▶ **WHAT IS EXPECTED**
Output the records. Match them exactly.

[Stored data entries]

****************

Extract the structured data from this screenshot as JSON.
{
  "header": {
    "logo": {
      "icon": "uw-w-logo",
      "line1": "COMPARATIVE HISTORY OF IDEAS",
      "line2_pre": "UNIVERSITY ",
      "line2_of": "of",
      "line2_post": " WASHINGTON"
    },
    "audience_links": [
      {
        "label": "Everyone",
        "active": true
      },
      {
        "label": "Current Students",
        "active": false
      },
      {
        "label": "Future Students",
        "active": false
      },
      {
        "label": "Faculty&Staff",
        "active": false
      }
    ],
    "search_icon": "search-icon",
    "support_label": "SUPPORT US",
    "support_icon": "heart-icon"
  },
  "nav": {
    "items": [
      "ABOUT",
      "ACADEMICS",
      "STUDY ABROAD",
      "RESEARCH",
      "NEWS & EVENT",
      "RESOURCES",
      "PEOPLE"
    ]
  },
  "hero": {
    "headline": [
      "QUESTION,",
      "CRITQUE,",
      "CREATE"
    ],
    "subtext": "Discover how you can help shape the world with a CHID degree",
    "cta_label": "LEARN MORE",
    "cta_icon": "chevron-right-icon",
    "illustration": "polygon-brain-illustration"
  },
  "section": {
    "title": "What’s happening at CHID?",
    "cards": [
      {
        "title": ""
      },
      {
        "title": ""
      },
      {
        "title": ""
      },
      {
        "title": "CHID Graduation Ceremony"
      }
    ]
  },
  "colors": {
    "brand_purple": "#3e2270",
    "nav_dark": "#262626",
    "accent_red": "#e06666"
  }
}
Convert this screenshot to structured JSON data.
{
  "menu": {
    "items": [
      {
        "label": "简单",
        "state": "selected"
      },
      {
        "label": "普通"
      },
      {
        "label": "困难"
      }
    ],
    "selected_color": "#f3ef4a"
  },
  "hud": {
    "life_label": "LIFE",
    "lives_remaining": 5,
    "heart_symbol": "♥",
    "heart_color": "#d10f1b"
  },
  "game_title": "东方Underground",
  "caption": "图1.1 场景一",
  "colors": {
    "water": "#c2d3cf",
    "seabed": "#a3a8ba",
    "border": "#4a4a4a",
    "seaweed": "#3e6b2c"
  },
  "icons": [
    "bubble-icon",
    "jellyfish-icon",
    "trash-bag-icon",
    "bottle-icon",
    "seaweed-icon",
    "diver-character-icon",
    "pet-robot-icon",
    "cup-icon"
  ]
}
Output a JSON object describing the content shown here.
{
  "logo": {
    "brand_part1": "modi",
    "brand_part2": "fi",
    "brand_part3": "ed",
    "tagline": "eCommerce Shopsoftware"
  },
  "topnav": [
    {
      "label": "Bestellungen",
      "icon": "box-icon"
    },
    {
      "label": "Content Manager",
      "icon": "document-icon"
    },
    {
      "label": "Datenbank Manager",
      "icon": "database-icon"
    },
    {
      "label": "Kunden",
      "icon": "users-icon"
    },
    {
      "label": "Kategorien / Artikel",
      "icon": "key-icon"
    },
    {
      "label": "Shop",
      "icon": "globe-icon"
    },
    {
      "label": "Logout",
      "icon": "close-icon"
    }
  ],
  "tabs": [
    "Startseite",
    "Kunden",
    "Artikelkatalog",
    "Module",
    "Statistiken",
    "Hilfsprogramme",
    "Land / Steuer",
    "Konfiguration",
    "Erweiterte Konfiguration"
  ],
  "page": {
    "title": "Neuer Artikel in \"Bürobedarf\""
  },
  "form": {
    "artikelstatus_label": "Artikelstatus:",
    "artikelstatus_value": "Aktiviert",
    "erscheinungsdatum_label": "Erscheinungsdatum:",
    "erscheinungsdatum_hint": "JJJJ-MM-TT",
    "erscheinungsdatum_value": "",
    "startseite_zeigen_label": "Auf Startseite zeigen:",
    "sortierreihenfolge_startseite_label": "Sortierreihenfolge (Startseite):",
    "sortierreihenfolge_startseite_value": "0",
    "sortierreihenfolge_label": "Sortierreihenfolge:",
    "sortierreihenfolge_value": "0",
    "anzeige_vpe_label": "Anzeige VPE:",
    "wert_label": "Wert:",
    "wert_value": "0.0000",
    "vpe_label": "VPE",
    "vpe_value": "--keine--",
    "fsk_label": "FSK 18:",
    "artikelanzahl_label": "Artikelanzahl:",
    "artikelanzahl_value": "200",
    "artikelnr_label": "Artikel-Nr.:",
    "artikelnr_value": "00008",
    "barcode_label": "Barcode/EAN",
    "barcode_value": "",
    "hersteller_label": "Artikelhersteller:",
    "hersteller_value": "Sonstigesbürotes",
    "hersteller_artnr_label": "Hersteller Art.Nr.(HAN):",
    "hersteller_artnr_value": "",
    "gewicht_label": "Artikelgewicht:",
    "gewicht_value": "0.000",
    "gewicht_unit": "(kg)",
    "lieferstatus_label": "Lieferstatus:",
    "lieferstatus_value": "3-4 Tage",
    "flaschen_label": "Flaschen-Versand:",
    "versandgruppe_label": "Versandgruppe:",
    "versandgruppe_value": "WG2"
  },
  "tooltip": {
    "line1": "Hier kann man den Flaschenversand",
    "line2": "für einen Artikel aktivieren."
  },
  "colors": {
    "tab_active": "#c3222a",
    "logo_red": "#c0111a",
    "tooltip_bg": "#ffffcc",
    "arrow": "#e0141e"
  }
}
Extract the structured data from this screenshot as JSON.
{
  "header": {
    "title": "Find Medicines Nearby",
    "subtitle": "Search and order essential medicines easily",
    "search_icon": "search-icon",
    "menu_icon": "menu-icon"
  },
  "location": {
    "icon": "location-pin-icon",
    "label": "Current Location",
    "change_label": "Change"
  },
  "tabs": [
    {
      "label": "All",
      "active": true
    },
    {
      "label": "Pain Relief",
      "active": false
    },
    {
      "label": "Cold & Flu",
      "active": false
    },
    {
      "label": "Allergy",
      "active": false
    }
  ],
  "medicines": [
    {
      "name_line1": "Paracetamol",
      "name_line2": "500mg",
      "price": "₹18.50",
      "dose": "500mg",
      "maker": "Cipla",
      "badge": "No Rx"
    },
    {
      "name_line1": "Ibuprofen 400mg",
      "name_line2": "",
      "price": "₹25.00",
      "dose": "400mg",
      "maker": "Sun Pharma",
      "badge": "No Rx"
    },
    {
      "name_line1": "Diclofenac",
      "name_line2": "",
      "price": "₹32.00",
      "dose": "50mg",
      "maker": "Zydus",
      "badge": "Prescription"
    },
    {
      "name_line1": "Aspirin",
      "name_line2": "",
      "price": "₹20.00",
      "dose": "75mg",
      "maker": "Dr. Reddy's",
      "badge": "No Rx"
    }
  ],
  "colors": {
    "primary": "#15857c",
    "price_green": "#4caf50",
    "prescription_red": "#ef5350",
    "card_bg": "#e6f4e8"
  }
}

****************

▶ **OUTPUT BELOW**
Extract the structured data from this screenshot as JSON.
{
  "header": {
    "logo": {
      "icon": "uw-w-logo",
      "line1": "COMPARATIVE HISTORY OF IDEAS",
      "line2_pre": "UNIVERSITY ",
      "line2_of": "of",
      "line2_post": " WASHINGTON"
    },
    "audience_links": [
      {
        "label": "Everyone",
        "active": true
      },
      {
        "label": "Current Students",
        "active": false
      },
      {
        "label": "Future Students",
        "active": false
      },
      {
        "label": "Faculty&Staff",
        "active": false
      }
    ],
    "search_icon": "search-icon",
    "support_label": "SUPPORT US",
    "support_icon": "heart-icon"
  },
  "nav": {
    "items": [
      "ABOUT",
      "ACADEMICS",
      "STUDY ABROAD",
      "RESEARCH",
      "NEWS & EVENT",
      "RESOURCES",
      "PEOPLE"
    ]
  },
  "hero": {
    "headline": [
      "QUESTION,",
      "CRITQUE,",
      "CREATE"
    ],
    "subtext": "Discover how you can help shape the world with a CHID degree",
    "cta_label": "LEARN MORE",
    "cta_icon": "chevron-right-icon",
    "illustration": "polygon-brain-illustration"
  },
  "section": {
    "title": "What’s happening at CHID?",
    "cards": [
      {
        "title": ""
      },
      {
        "title": ""
      },
      {
        "title": ""
      },
      {
        "title": "CHID Graduation Ceremony"
      }
    ]
  },
  "colors": {
    "brand_purple": "#3e2270",
    "nav_dark": "#262626",
    "accent_red": "#e06666"
  }
}
Convert this screenshot to structured JSON data.
{
  "menu": {
    "items": [
      {
        "label": "简单",
        "state": "selected"
      },
      {
        "label": "普通"
      },
      {
        "label": "困难"
      }
    ],
    "selected_color": "#f3ef4a"
  },
  "hud": {
    "life_label": "LIFE",
    "lives_remaining": 5,
    "heart_symbol": "♥",
    "heart_color": "#d10f1b"
  },
  "game_title": "东方Underground",
  "caption": "图1.1 场景一",
  "colors": {
    "water": "#c2d3cf",
    "seabed": "#a3a8ba",
    "border": "#4a4a4a",
    "seaweed": "#3e6b2c"
  },
  "icons": [
    "bubble-icon",
    "jellyfish-icon",
    "trash-bag-icon",
    "bottle-icon",
    "seaweed-icon",
    "diver-character-icon",
    "pet-robot-icon",
    "cup-icon"
  ]
}
Output a JSON object describing the content shown here.
{
  "logo": {
    "brand_part1": "modi",
    "brand_part2": "fi",
    "brand_part3": "ed",
    "tagline": "eCommerce Shopsoftware"
  },
  "topnav": [
    {
      "label": "Bestellungen",
      "icon": "box-icon"
    },
    {
      "label": "Content Manager",
      "icon": "document-icon"
    },
    {
      "label": "Datenbank Manager",
      "icon": "database-icon"
    },
    {
      "label": "Kunden",
      "icon": "users-icon"
    },
    {
      "label": "Kategorien / Artikel",
      "icon": "key-icon"
    },
    {
      "label": "Shop",
      "icon": "globe-icon"
    },
    {
      "label": "Logout",
      "icon": "close-icon"
    }
  ],
  "tabs": [
    "Startseite",
    "Kunden",
    "Artikelkatalog",
    "Module",
    "Statistiken",
    "Hilfsprogramme",
    "Land / Steuer",
    "Konfiguration",
    "Erweiterte Konfiguration"
  ],
  "page": {
    "title": "Neuer Artikel in \"Bürobedarf\""
  },
  "form": {
    "artikelstatus_label": "Artikelstatus:",
    "artikelstatus_value": "Aktiviert",
    "erscheinungsdatum_label": "Erscheinungsdatum:",
    "erscheinungsdatum_hint": "JJJJ-MM-TT",
    "erscheinungsdatum_value": "",
    "startseite_zeigen_label": "Auf Startseite zeigen:",
    "sortierreihenfolge_startseite_label": "Sortierreihenfolge (Startseite):",
    "sortierreihenfolge_startseite_value": "0",
    "sortierreihenfolge_label": "Sortierreihenfolge:",
    "sortierreihenfolge_value": "0",
    "anzeige_vpe_label": "Anzeige VPE:",
    "wert_label": "Wert:",
    "wert_value": "0.0000",
    "vpe_label": "VPE",
    "vpe_value": "--keine--",
    "fsk_label": "FSK 18:",
    "artikelanzahl_label": "Artikelanzahl:",
    "artikelanzahl_value": "200",
    "artikelnr_label": "Artikel-Nr.:",
    "artikelnr_value": "00008",
    "barcode_label": "Barcode/EAN",
    "barcode_value": "",
    "hersteller_label": "Artikelhersteller:",
    "hersteller_value": "Sonstigesbürotes",
    "hersteller_artnr_label": "Hersteller Art.Nr.(HAN):",
    "hersteller_artnr_value": "",
    "gewicht_label": "Artikelgewicht:",
    "gewicht_value": "0.000",
    "gewicht_unit": "(kg)",
    "lieferstatus_label": "Lieferstatus:",
    "lieferstatus_value": "3-4 Tage",
    "flaschen_label": "Flaschen-Versand:",
    "versandgruppe_label": "Versandgruppe:",
    "versandgruppe_value": "WG2"
  },
  "tooltip": {
    "line1": "Hier kann man den Flaschenversand",
    "line2": "für einen Artikel aktivieren."
  },
  "colors": {
    "tab_active": "#c3222a",
    "logo_red": "#c0111a",
    "tooltip_bg": "#ffffcc",
    "arrow": "#e0141e"
  }
}
Extract the structured data from this screenshot as JSON.
{
  "header": {
    "title": "Find Medicines Nearby",
    "subtitle": "Search and order essential medicines easily",
    "search_icon": "search-icon",
    "menu_icon": "menu-icon"
  },
  "location": {
    "icon": "location-pin-icon",
    "label": "Current Location",
    "change_label": "Change"
  },
  "tabs": [
    {
      "label": "All",
      "active": true
    },
    {
      "label": "Pain Relief",
      "active": false
    },
    {
      "label": "Cold & Flu",
      "active": false
    },
    {
      "label": "Allergy",
      "active": false
    }
  ],
  "medicines": [
    {
      "name_line1": "Paracetamol",
      "name_line2": "500mg",
      "price": "₹18.50",
      "dose": "500mg",
      "maker": "Cipla",
      "badge": "No Rx"
    },
    {
      "name_line1": "Ibuprofen 400mg",
      "name_line2": "",
      "price": "₹25.00",
      "dose": "400mg",
      "maker": "Sun Pharma",
      "badge": "No Rx"
    },
    {
      "name_line1": "Diclofenac",
      "name_line2": "",
      "price": "₹32.00",
      "dose": "50mg",
      "maker": "Zydus",
      "badge": "Prescription"
    },
    {
      "name_line1": "Aspirin",
      "name_line2": "",
      "price": "₹20.00",
      "dose": "75mg",
      "maker": "Dr. Reddy's",
      "badge": "No Rx"
    }
  ],
  "colors": {
    "primary": "#15857c",
    "price_green": "#4caf50",
    "prescription_red": "#ef5350",
    "card_bg": "#e6f4e8"
  }
}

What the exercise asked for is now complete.